The task: Below are some records; return each one exactly.

Extracted information:
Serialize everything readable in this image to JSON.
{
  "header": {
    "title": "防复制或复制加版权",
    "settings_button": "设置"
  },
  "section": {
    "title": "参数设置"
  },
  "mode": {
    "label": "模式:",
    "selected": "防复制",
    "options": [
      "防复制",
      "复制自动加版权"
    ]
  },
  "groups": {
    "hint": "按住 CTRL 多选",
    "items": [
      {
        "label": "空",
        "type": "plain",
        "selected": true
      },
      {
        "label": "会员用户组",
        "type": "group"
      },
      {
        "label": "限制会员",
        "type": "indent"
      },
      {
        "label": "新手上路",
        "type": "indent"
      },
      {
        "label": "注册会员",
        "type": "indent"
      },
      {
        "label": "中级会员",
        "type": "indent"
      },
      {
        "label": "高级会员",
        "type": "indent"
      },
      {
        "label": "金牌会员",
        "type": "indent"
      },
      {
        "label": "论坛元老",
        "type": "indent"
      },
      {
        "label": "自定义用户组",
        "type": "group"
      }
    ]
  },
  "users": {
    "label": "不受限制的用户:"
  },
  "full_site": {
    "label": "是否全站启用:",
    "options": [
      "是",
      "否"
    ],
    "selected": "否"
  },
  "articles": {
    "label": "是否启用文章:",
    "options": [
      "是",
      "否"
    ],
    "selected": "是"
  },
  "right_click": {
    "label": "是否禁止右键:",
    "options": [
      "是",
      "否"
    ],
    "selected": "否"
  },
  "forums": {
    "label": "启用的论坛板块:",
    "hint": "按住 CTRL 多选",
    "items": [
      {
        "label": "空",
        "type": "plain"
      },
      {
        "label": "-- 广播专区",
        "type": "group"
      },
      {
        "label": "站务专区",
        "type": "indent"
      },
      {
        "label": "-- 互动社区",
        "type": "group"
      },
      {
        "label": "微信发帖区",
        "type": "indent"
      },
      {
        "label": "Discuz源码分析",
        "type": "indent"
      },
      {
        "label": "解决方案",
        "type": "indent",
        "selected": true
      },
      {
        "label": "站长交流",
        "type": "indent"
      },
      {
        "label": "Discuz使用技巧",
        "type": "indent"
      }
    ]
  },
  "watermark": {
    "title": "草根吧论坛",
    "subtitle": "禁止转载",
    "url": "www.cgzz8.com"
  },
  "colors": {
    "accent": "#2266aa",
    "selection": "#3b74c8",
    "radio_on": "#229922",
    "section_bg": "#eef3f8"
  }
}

Exercise output:
Serialize everything readable in this image to JSON.
{
  "header": {
    "title": "防复制或复制加版权",
    "settings_button": "设置"
  },
  "section": {
    "title": "参数设置"
  },
  "mode": {
    "label": "模式:",
    "selected": "防复制",
    "options": [
      "防复制",
      "复制自动加版权"
    ]
  },
  "groups": {
    "hint": "按住 CTRL 多选",
    "items": [
      {
        "label": "空",
        "type": "plain",
        "selected": true
      },
      {
        "label": "会员用户组",
        "type": "group"
      },
      {
        "label": "限制会员",
        "type": "indent"
      },
      {
        "label": "新手上路",
        "type": "indent"
      },
      {
        "label": "注册会员",
        "type": "indent"
      },
      {
        "label": "中级会员",
        "type": "indent"
      },
      {
        "label": "高级会员",
        "type": "indent"
      },
      {
        "label": "金牌会员",
        "type": "indent"
      },
      {
        "label": "论坛元老",
        "type": "indent"
      },
      {
        "label": "自定义用户组",
        "type": "group"
      }
    ]
  },
  "users": {
    "label": "不受限制的用户:"
  },
  "full_site": {
    "label": "是否全站启用:",
    "options": [
      "是",
      "否"
    ],
    "selected": "否"
  },
  "articles": {
    "label": "是否启用文章:",
    "options": [
      "是",
      "否"
    ],
    "selected": "是"
  },
  "right_click": {
    "label": "是否禁止右键:",
    "options": [
      "是",
      "否"
    ],
    "selected": "否"
  },
  "forums": {
    "label": "启用的论坛板块:",
    "hint": "按住 CTRL 多选",
    "items": [
      {
        "label": "空",
        "type": "plain"
      },
      {
        "label": "-- 广播专区",
        "type": "group"
      },
      {
        "label": "站务专区",
        "type": "indent"
      },
      {
        "label": "-- 互动社区",
        "type": "group"
      },
      {
        "label": "微信发帖区",
        "type": "indent"
      },
      {
        "label": "Discuz源码分析",
        "type": "indent"
      },
      {
        "label": "解决方案",
        "type": "indent",
        "selected": true
      },
      {
        "label": "站长交流",
        "type": "indent"
      },
      {
        "label": "Discuz使用技巧",
        "type": "indent"
      }
    ]
  },
  "watermark": {
    "title": "草根吧论坛",
    "subtitle": "禁止转载",
    "url": "www.cgzz8.com"
  },
  "colors": {
    "accent": "#2266aa",
    "selection": "#3b74c8",
    "radio_on": "#229922",
    "section_bg": "#eef3f8"
  }
}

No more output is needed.